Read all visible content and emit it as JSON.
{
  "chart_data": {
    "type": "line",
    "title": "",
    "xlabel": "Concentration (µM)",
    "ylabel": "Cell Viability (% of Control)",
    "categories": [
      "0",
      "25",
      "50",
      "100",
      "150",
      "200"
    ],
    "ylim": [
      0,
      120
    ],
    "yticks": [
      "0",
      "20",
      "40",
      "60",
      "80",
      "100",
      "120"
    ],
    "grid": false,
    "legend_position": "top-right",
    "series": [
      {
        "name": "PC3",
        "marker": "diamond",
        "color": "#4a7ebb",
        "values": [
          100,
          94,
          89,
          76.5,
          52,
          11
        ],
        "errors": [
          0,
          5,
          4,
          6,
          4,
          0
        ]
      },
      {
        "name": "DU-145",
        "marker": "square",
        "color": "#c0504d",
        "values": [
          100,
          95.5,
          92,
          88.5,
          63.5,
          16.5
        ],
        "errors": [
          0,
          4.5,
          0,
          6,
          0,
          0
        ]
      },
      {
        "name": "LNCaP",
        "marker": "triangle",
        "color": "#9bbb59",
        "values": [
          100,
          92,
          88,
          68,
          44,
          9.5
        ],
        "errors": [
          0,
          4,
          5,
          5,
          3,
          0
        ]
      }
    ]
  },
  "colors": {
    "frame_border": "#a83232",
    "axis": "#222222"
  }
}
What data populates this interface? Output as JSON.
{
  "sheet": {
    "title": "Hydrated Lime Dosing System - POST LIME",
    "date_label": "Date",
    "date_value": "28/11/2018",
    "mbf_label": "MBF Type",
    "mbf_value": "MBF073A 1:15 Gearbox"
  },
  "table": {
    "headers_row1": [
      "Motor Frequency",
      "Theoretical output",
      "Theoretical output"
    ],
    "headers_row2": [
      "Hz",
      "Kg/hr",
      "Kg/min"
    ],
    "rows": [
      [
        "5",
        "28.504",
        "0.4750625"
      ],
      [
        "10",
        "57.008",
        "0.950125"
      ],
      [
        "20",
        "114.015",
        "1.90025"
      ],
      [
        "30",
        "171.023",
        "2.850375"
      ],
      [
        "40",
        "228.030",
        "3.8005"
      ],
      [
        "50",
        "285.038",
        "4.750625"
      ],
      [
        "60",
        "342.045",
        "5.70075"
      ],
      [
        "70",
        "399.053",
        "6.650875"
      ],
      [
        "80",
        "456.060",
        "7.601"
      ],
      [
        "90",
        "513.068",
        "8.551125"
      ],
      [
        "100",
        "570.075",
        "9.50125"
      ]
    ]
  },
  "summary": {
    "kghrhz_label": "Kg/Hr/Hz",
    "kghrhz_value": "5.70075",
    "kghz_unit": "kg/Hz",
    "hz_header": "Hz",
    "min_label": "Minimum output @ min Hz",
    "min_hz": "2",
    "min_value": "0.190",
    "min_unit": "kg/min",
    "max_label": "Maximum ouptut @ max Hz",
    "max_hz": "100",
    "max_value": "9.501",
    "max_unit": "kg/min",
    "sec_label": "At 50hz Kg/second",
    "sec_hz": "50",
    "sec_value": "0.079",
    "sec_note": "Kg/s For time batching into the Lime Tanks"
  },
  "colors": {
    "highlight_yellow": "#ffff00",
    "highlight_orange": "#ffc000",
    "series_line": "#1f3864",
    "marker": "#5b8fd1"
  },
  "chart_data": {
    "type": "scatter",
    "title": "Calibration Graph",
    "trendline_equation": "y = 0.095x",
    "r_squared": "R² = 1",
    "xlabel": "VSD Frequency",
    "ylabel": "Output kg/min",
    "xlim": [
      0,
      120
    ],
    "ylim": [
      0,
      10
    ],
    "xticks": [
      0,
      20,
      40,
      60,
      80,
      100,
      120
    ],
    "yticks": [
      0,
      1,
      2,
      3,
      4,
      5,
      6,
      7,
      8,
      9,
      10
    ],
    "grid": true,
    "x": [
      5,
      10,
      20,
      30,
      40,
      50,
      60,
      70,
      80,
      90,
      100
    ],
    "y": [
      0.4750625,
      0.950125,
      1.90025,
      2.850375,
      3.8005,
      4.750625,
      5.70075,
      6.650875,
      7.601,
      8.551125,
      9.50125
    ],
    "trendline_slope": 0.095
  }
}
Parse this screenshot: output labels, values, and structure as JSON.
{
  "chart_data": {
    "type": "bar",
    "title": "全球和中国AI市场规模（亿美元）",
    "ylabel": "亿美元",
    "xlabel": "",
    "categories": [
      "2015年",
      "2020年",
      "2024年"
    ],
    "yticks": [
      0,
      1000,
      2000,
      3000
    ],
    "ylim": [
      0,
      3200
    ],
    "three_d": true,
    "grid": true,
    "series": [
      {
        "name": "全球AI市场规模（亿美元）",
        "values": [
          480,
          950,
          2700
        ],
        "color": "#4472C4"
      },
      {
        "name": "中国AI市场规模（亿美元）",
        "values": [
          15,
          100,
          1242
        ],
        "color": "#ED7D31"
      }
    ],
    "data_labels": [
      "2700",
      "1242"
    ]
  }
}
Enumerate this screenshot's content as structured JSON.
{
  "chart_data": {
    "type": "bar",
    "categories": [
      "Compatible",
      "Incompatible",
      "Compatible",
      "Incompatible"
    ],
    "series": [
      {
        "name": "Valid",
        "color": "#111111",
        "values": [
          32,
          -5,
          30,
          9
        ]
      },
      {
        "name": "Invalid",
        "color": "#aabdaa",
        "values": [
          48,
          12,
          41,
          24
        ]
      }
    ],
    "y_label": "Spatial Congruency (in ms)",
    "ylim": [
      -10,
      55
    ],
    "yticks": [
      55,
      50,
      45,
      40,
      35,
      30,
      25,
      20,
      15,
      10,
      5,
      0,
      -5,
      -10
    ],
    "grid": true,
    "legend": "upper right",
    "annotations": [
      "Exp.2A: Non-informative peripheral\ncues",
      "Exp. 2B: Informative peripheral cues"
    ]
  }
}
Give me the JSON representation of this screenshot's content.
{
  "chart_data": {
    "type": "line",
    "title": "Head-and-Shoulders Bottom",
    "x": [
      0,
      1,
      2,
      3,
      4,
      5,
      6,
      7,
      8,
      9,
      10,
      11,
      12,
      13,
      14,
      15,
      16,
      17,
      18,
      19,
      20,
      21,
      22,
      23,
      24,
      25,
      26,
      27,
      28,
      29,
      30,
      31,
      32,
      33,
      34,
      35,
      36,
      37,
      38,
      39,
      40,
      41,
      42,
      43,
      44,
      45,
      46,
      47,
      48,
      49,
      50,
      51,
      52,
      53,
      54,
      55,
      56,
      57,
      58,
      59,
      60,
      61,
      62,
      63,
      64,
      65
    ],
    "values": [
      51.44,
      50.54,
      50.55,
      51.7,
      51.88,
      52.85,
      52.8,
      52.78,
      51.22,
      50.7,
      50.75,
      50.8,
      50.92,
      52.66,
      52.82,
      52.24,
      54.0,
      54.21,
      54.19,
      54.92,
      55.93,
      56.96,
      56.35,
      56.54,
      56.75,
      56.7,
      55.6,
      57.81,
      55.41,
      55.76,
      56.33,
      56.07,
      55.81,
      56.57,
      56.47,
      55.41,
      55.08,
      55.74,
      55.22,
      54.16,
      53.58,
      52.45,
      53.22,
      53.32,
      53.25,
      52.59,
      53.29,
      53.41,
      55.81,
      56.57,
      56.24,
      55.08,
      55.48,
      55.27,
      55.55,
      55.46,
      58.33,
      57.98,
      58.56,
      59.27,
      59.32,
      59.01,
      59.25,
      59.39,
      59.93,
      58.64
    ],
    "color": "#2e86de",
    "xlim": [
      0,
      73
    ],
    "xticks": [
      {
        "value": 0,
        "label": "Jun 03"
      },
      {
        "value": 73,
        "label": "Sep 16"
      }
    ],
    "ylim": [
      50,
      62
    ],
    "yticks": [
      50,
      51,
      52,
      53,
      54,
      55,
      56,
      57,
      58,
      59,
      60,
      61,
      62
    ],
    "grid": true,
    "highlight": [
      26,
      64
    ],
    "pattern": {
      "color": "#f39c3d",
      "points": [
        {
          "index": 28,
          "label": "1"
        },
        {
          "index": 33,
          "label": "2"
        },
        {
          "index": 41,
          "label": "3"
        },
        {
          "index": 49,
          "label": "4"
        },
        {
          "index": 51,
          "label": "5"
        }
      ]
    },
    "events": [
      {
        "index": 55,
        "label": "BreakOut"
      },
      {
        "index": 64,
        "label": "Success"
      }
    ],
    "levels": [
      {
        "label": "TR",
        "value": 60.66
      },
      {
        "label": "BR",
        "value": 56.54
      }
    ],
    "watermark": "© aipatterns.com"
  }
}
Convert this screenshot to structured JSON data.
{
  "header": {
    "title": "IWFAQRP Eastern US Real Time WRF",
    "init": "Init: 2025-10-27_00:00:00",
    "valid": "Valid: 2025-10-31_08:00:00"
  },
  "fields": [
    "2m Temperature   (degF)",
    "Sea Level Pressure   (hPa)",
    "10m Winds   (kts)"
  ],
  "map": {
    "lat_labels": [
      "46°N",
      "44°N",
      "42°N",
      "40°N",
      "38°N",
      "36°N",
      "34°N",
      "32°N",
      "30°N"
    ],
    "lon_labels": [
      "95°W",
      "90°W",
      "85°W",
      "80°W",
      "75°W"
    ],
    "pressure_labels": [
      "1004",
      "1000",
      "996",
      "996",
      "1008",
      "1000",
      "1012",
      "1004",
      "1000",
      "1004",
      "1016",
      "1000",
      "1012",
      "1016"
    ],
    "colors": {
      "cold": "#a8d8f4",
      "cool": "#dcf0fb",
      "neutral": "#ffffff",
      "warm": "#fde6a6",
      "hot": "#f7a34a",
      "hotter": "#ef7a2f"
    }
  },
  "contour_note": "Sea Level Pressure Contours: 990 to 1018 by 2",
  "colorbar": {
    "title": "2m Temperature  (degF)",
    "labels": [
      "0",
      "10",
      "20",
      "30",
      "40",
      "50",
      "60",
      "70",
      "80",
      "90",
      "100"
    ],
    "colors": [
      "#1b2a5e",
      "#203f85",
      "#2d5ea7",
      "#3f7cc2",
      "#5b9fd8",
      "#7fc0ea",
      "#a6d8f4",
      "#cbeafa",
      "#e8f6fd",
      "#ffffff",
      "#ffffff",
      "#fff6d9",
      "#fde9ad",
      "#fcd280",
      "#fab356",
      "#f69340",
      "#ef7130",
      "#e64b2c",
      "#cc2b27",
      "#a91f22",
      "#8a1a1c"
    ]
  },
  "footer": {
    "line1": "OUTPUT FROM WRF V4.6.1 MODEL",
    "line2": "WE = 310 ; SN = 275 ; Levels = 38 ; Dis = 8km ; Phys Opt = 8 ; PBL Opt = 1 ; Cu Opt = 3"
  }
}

*Task directions:* Write out every line of the entries that holds the word "Lime".

*Answer to the problem:*
    "title": "Hydrated Lime Dosing System - POST LIME",
    "sec_note": "Kg/s For time batching into the Lime Tanks"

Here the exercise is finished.